Passage provided:
The importance of the SAT for the Class of 2013 and 2014 – athlete version
By Mark Greenstein, President, Ivy Bound Test Prep
Every round of reported SAT scores brings questions
from parents and students about whether a 1700 / 1800 / 1900 / 2000 /
2100 / 2200 (the child’s SAT score) is “good enough”.
This article cannot do full justice to the question since grades,
quality of the transcript, extracurricular activities, recommendations,
competitiveness of the high school, personal statement, and college
choice all contribute to a college’s acceptance decision.
On the ACT / SAT front, a student pining for a certain
college should not be considered “done” if s/he has yet to post an SAT
(or ACT) score that’s in the Top 25 percentile of the college’s last
reported SAT range. The
August 2011 US News Survey gives the 25th and 75th
percentiles for the Class of 2010, and the colleges themselves give
median GPAs in their catalogs.
For admission to top tier colleges in this modern era,
very few students can feel an admission is highly likely until they have
a GPA that’s WELL above the median and an SAT score that’s 50 points
above the “Top 25%” mark.
Recruitable athletes have a built-in advantage: an
athlete’s SAT can be lower than the college’s reported average.
But it can’t be SIGNIFICANTLY lower.
College admissions committees need to show that their “athletic
exceptions” are not too far adrift.
College coaches need to know that their recruits are not going to
be on academic probation and thereby have to miss games. Recruits who
bear high SAT scores give their coaches the confidence to go-to-bat for
them with admissions committees.
If a student is eager, or at least neutral about SAT study, more study
and practice testing is an opportunity to do great for him/her self. The
extra study is the right thing to do so long as the student and parent
realize:
A) falling short of a high goal is not a failure --
even a 100 point improvement significantly expands college opportunities
B) the extra study should not come at the expense of
grades, good extra-curricular activities, and healthfulness.
C) extra tutoring and extra practice testing help only
incrementally; the bulk of the improvement comes in the time we cover
the Lessons and the first three Practice Tests.
Parents and students who recognize this have a prescription for
maximizing the student's score with a healthy attitude.
Our clients already appreciate that
D) the SAT / ACT is the most important single test in
most high school students' careers
and many surmise that
E) attending a name college is a higher predictor of
postgraduate success (including household income) than ever before.
Now to what few parents
recognize: the overlooked
reasons why 2013 and 2014 grads may want to push hard:
F) More
students want to attend 4-year colleges than ever.

Required work:
1. In the SAT article, reproduce word for word everything from "College coaches need" down to "with admissions committees.".
2. Condense the paragraph of the SAT article that begins "College coaches need to know" into a single shorter sentence that keeps its main facts.
3. Continue the article on the SAT for the Classes of 2013 and 2014 from its last sentence.

Supplied entries:
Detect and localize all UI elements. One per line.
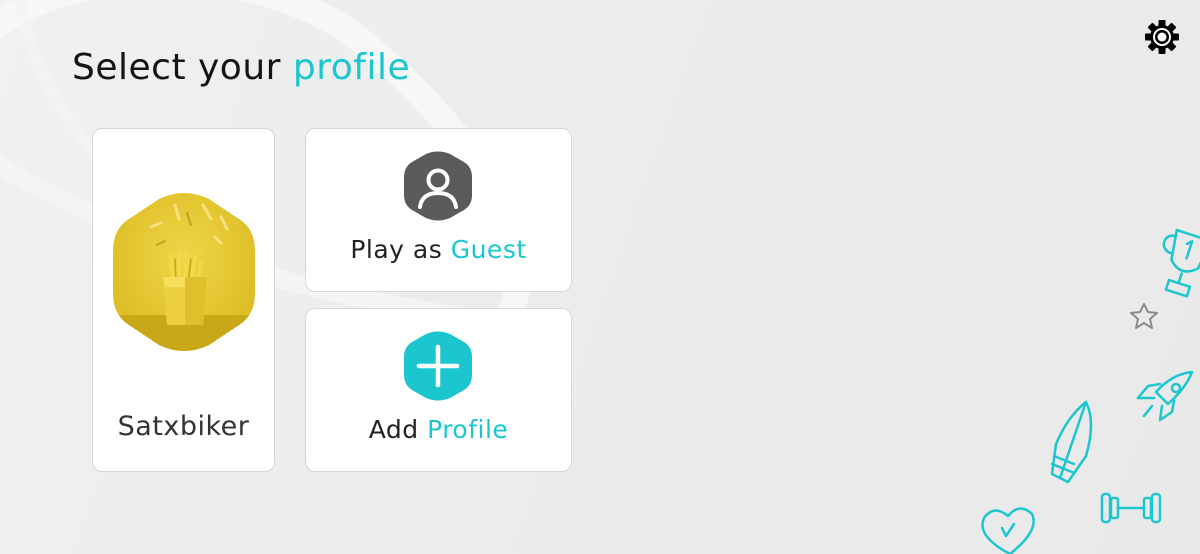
profile-card-satxbiker[interactable]: Satxbiker [92,128,275,472]
guest-label: Play as Guest [306,235,571,264]
add-profile-label-prefix: Add [368,415,428,444]
play-as-guest-card[interactable]: Play as Guest [305,128,572,292]
star-icon [1130,303,1158,329]
user-icon [404,151,472,221]
trophy-icon [1162,228,1200,298]
add-profile-label: Add Profile [306,415,571,444]
page-title-accent: profile [292,47,411,88]
gear-icon [1145,20,1179,54]
heart-icon [981,507,1035,554]
rocket-icon [1136,370,1194,422]
surfboard-icon [1050,400,1093,484]
plus-icon [404,331,472,401]
profile-avatar [113,193,255,351]
page-title-prefix: Select your [72,47,293,88]
add-profile-card[interactable]: Add Profile [305,308,572,472]
decorative-doodles [981,228,1200,554]
guest-label-accent: Guest [450,235,527,264]
add-profile-label-accent: Profile [427,415,509,444]
profile-name: Satxbiker [117,411,250,442]
dumbbell-icon [1100,492,1162,524]
guest-label-prefix: Play as [350,235,451,264]
settings-button[interactable] [1142,17,1182,57]
page-title: Select your profile [72,46,410,89]
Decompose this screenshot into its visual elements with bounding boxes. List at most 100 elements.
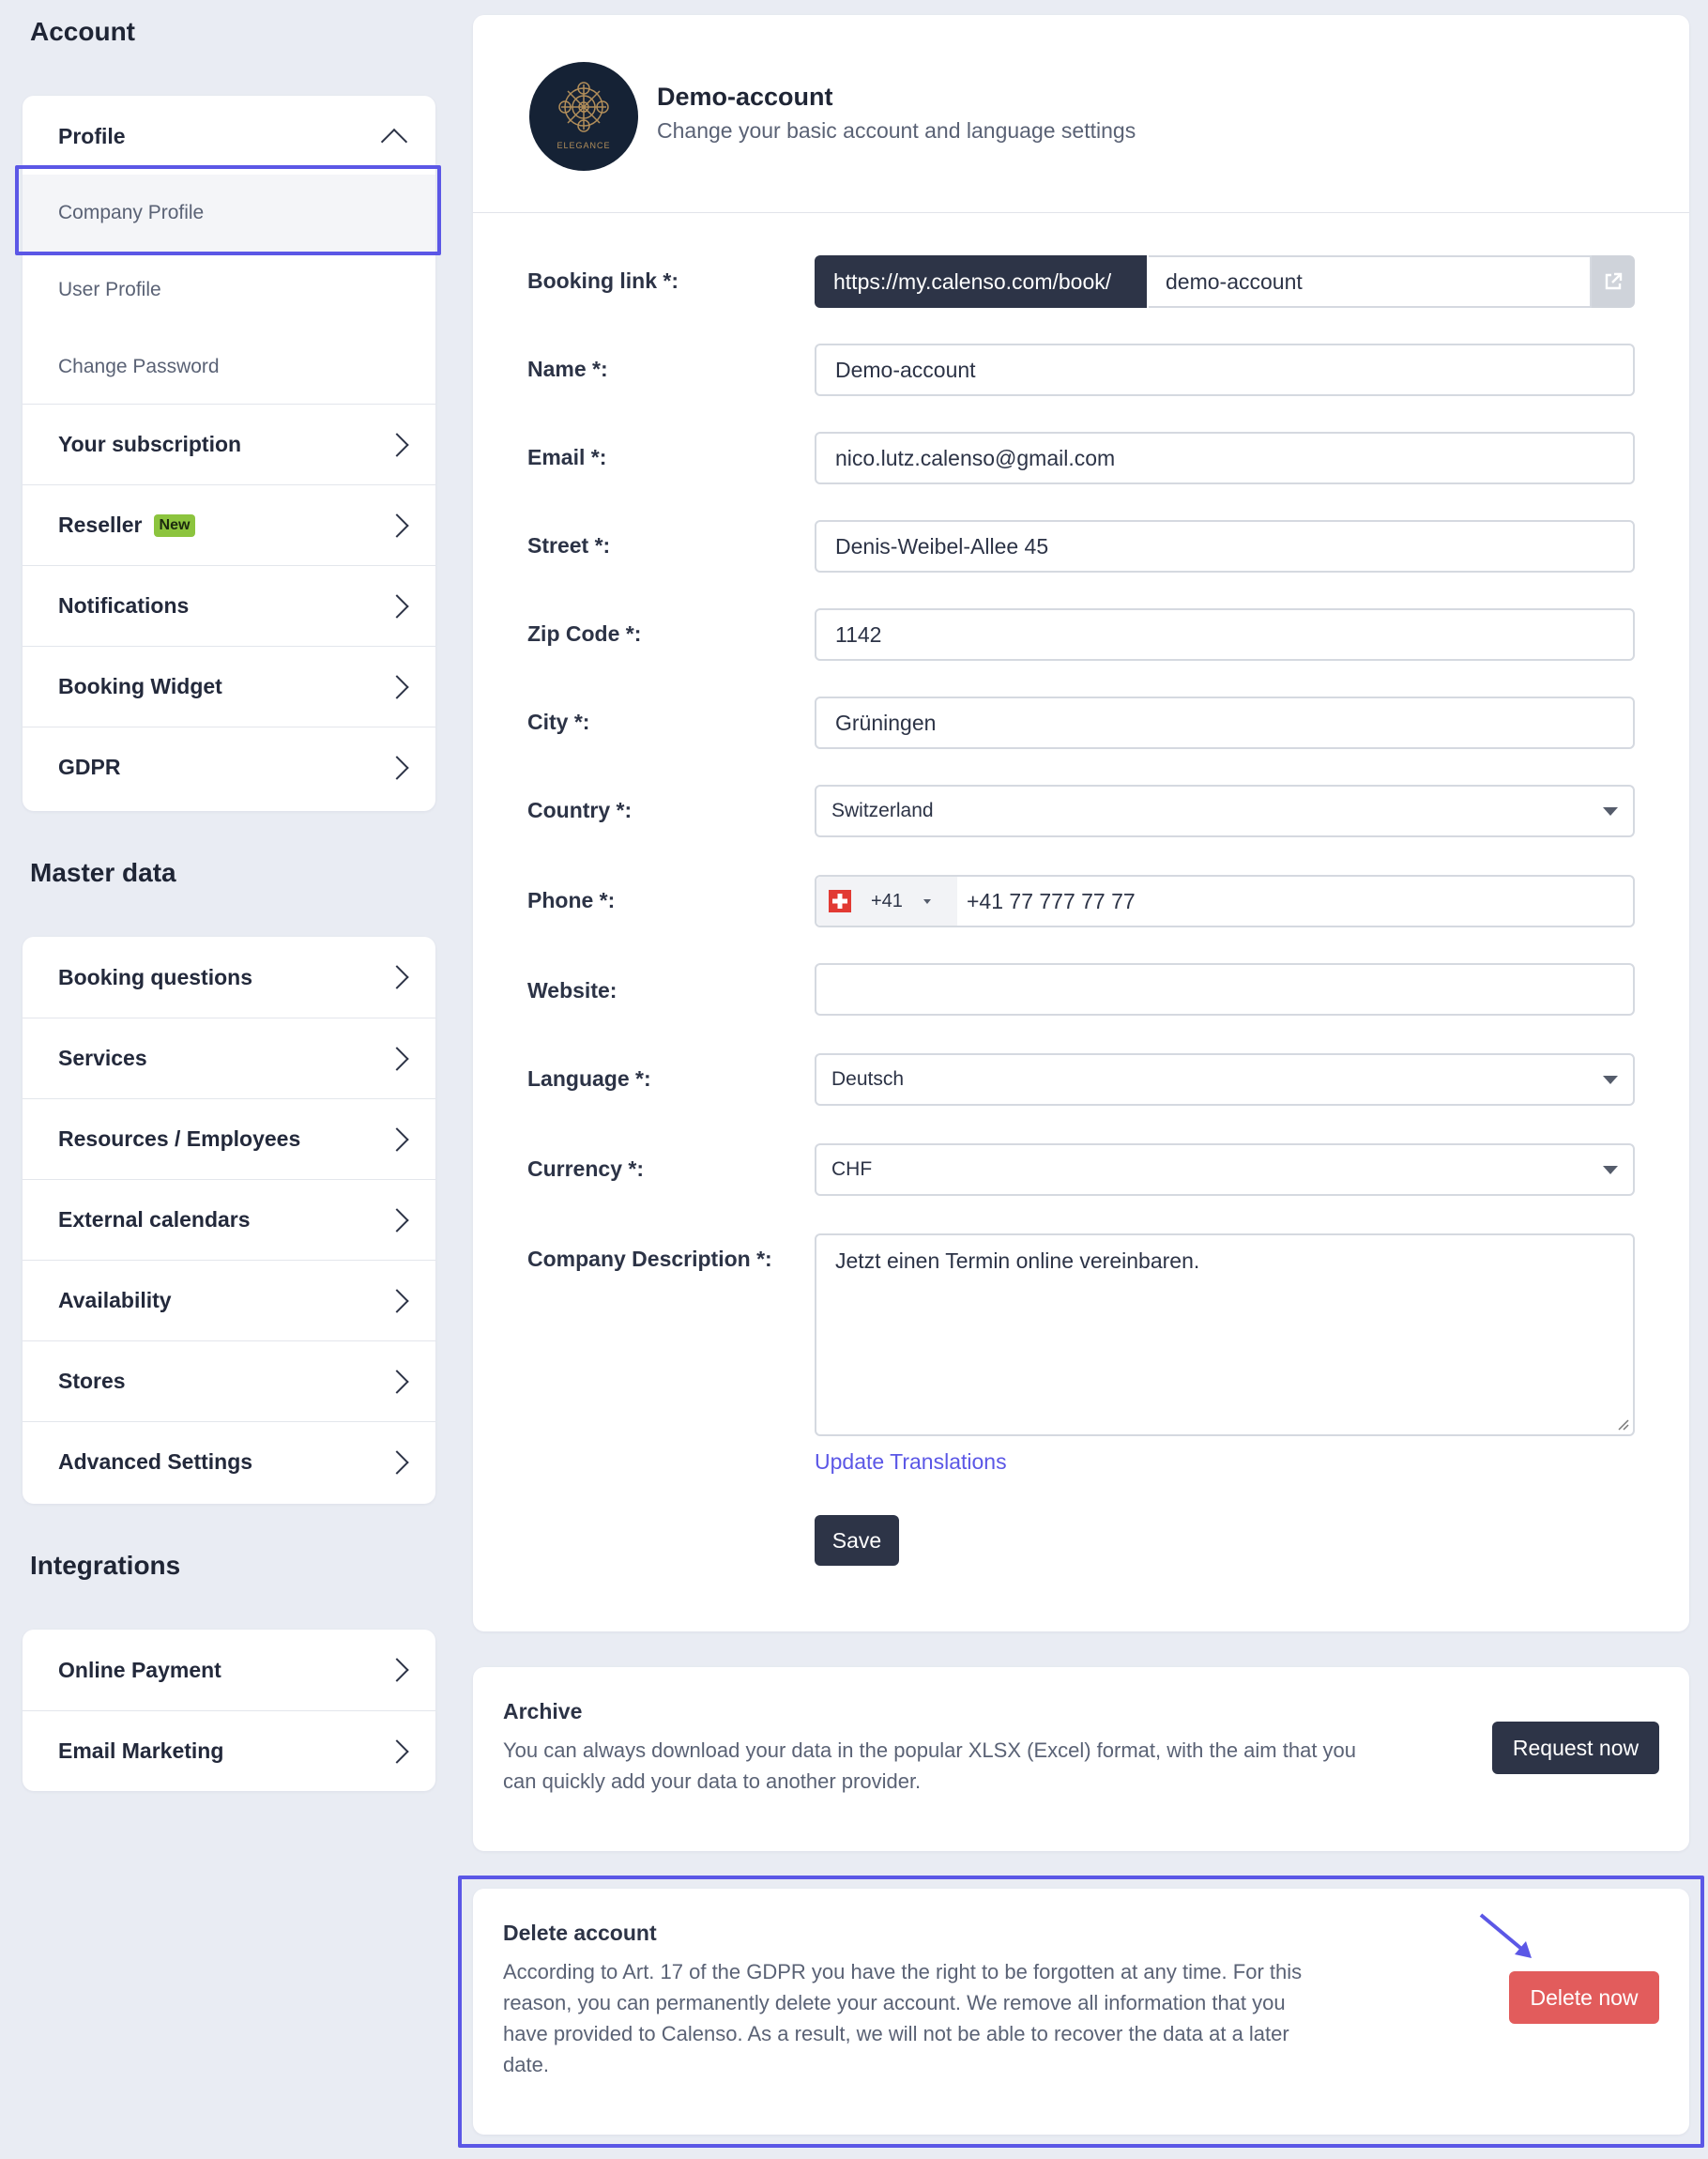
currency-select[interactable]: CHF (815, 1143, 1635, 1196)
nav-booking-widget-label: Booking Widget (58, 674, 222, 698)
delete-account-description: According to Art. 17 of the GDPR you hav… (503, 1956, 1302, 2080)
country-select[interactable]: Switzerland (815, 785, 1635, 837)
swiss-flag-icon (829, 890, 851, 912)
chevron-right-icon (385, 1369, 409, 1394)
phone-label: Phone *: (527, 888, 616, 912)
integrations-nav-card: Online Payment Email Marketing (23, 1630, 435, 1791)
delete-text-line: reason, you can permanently delete your … (503, 1991, 1286, 2014)
street-input[interactable]: Denis-Weibel-Allee 45 (815, 520, 1635, 573)
nav-services[interactable]: Services (23, 1018, 435, 1098)
country-label: Country *: (527, 798, 633, 822)
nav-your-subscription[interactable]: Your subscription (23, 404, 435, 484)
chevron-right-icon (385, 1207, 409, 1233)
nav-external-calendars[interactable]: External calendars (23, 1179, 435, 1260)
nav-online-payment-label: Online Payment (58, 1657, 221, 1682)
booking-link-value: demo-account (1166, 268, 1303, 294)
request-now-button[interactable]: Request now (1492, 1722, 1659, 1774)
new-badge: New (153, 513, 196, 537)
nav-gdpr[interactable]: GDPR (23, 727, 435, 807)
website-input[interactable] (815, 963, 1635, 1016)
arrow-pointer-icon (1479, 1913, 1532, 1958)
zip-label: Zip Code *: (527, 621, 642, 646)
nav-reseller[interactable]: Reseller New (23, 484, 435, 565)
logo-text: ELEGANCE (557, 141, 611, 150)
name-input[interactable]: Demo-account (815, 344, 1635, 396)
nav-company-profile[interactable]: Company Profile (23, 175, 435, 252)
nav-advanced-settings[interactable]: Advanced Settings (23, 1421, 435, 1502)
zip-input[interactable]: 1142 (815, 608, 1635, 661)
nav-notifications[interactable]: Notifications (23, 565, 435, 646)
currency-value: CHF (831, 1158, 873, 1180)
name-label: Name *: (527, 357, 608, 381)
external-link-icon (1605, 272, 1623, 290)
chevron-right-icon (385, 1449, 409, 1475)
chevron-up-icon (380, 128, 408, 156)
caret-down-icon (1603, 1166, 1618, 1174)
phone-field: +41 +41 77 777 77 77 (815, 875, 1635, 927)
caret-down-icon (1603, 807, 1618, 816)
nav-availability[interactable]: Availability (23, 1260, 435, 1340)
email-input[interactable]: nico.lutz.calenso@gmail.com (815, 432, 1635, 484)
archive-text-line: You can always download your data in the… (503, 1738, 1357, 1762)
language-label: Language *: (527, 1066, 651, 1091)
dial-code: +41 (871, 890, 903, 911)
delete-text-line: According to Art. 17 of the GDPR you hav… (503, 1960, 1303, 1983)
nav-user-profile-label: User Profile (58, 279, 161, 300)
company-description-label: Company Description *: (527, 1247, 772, 1271)
chevron-right-icon (385, 674, 409, 699)
booking-link-label: Booking link *: (527, 268, 679, 293)
nav-email-marketing[interactable]: Email Marketing (23, 1710, 435, 1791)
nav-notifications-label: Notifications (58, 593, 190, 618)
booking-link-input[interactable]: demo-account (1149, 255, 1592, 308)
delete-now-button[interactable]: Delete now (1509, 1971, 1659, 2024)
resize-handle-icon[interactable] (1616, 1417, 1629, 1431)
company-profile-panel: ELEGANCE Demo-account Change your basic … (473, 15, 1689, 1631)
caret-down-icon (923, 898, 931, 904)
email-label: Email *: (527, 445, 607, 469)
archive-panel: Archive You can always download your dat… (473, 1667, 1689, 1851)
nav-resources-employees[interactable]: Resources / Employees (23, 1098, 435, 1179)
nav-change-password[interactable]: Change Password (23, 329, 435, 406)
company-description-textarea[interactable]: Jetzt einen Termin online vereinbaren. (815, 1233, 1635, 1436)
nav-profile[interactable]: Profile (23, 96, 435, 176)
chevron-right-icon (385, 1288, 409, 1313)
account-section-title: Account (30, 17, 135, 46)
company-description-value: Jetzt einen Termin online vereinbaren. (835, 1248, 1200, 1273)
country-value: Switzerland (831, 800, 934, 821)
nav-booking-questions[interactable]: Booking questions (23, 937, 435, 1018)
nav-advanced-settings-label: Advanced Settings (58, 1449, 253, 1474)
chevron-right-icon (385, 1126, 409, 1152)
language-value: Deutsch (831, 1068, 905, 1090)
account-nav-card: Profile Company Profile User Profile Cha… (23, 96, 435, 811)
street-label: Street *: (527, 533, 611, 558)
phone-value[interactable]: +41 77 777 77 77 (967, 889, 1136, 914)
nav-user-profile[interactable]: User Profile (23, 252, 435, 329)
integrations-section-title: Integrations (30, 1551, 181, 1580)
nav-email-marketing-label: Email Marketing (58, 1738, 224, 1763)
update-translations-link[interactable]: Update Translations (815, 1449, 1007, 1475)
delete-account-title: Delete account (503, 1921, 657, 1945)
nav-booking-widget[interactable]: Booking Widget (23, 646, 435, 727)
language-select[interactable]: Deutsch (815, 1053, 1635, 1106)
nav-stores[interactable]: Stores (23, 1340, 435, 1421)
street-value: Denis-Weibel-Allee 45 (835, 533, 1049, 559)
nav-online-payment[interactable]: Online Payment (23, 1630, 435, 1710)
nav-stores-label: Stores (58, 1369, 126, 1393)
booking-link-prefix-text: https://my.calenso.com/book/ (833, 268, 1112, 294)
company-logo-avatar: ELEGANCE (529, 62, 638, 171)
caret-down-icon (1603, 1076, 1618, 1084)
city-label: City *: (527, 710, 590, 734)
open-link-button[interactable] (1592, 255, 1635, 308)
name-value: Demo-account (835, 357, 976, 382)
delete-text-line: have provided to Calenso. As a result, w… (503, 2022, 1289, 2045)
save-button[interactable]: Save (815, 1515, 899, 1566)
city-input[interactable]: Grüningen (815, 697, 1635, 749)
delete-text-line: date. (503, 2053, 549, 2076)
master-data-section-title: Master data (30, 858, 176, 887)
archive-description: You can always download your data in the… (503, 1735, 1356, 1797)
country-code-select[interactable]: +41 (816, 877, 957, 926)
nav-company-profile-label: Company Profile (58, 202, 205, 223)
nav-your-subscription-label: Your subscription (58, 432, 242, 456)
chevron-right-icon (385, 1738, 409, 1764)
nav-booking-questions-label: Booking questions (58, 964, 252, 989)
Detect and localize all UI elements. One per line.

Exercise responses:
1.
College coaches need to know that their recruits are not going to
be on academic probation and thereby have to miss games. Recruits who
bear high SAT scores give their coaches the confidence to go-to-bat for
them with admissions committees.

2. Coaches need recruits who won't land on academic probation and miss games, and high SAT scores give coaches the confidence to advocate for those recruits with admissions committees.

3.
Yet no new colleges are being built, and few have increased their
class sizes. Though the American
college-age population may decline after 2012, the college-BOUND
population will not. The
value of the 4-year degree from a competitive college is higher than
ever, so more students will continue to seek it.
G) The competitive
pinch will continue beyond 2012.
That’s due to the stratification of colleges – top ones being
pathways to BETTER grad schools and/or better post-graduate jobs.
Top tier firms can only recruit in so-many places; more and more
they are cherry-picking from the cream of the (perceived) best colleges.
H)
The top tier competitiveness will continue also because top American
colleges remain a beacon to FOREIGN applicants.
These colleges LOVE strong foreign applicants because accepting
them adds “diversity”, a trait colleges like to tout, and because
foreign applicants pay full tuition.
I)
Foreign
applicants will burgeon even more so long as the U.S. dollar remains
low.
The best chance to avoid disappointment on the college front is to put
yourself in the hands of a good college counselor, and take reasonable
measures to maximize your SAT or ACT score. For three weeks in the
summer, (or a few weeks over a long winter school break, 5 - 6 hours of
tutoring a week and 5 - 8 hours a week of study is a mild sacrifice that
yields big gains. The
student can consider it a part time summer job. Once school resumes, I
believe in tapering to just 1.5 - 3 hours of weekly study, including
practice testing and a QUALITATIVE review of those tests. That review
can include "mastery mode": a student who can teach her study partner or
her tutor why the wrong answers are wrong and where the source for the
right answers is, is a student who is unlikely to get beat on test day.
Students who do serious study in the spring can take the summer off, but
they should then do the 1.5 - 3 weekly hours ramp-up when school
resumes.
So to end where I began: overkill. I'll qualify my remark slightly.
Getting a perfect 36 ACT and then trying to get 2400 on the SAT may be
overkill in the eyes of some peers.
Getting 2350 and taking the SAT again to prove something to
yourself or someone may also be overkill in the eyes of some peers.
But no COLLEGE that requires SAT scores will shoot you down on
grounds of overkill.
Colleges love excellence, and college Trustees, admissions officers, and
faculty love displaying excellence.
Even if you don’t want to gratify some college with a great SAT
score, consider that there could be value beyond college -- investment
banks, hedge funds, and certain top laboratories will continue to be
impressed by a "perfect" 2400. (Ivy Bound itself gives teachers with
2400 higher pay). Don’t
sacrifice grades, good sports, sleep or wholesome fun to pile on extra
points. But for a few more
weeks, you might jettison:
the mall,
your Facebook.com expansion
and voluminous IM time.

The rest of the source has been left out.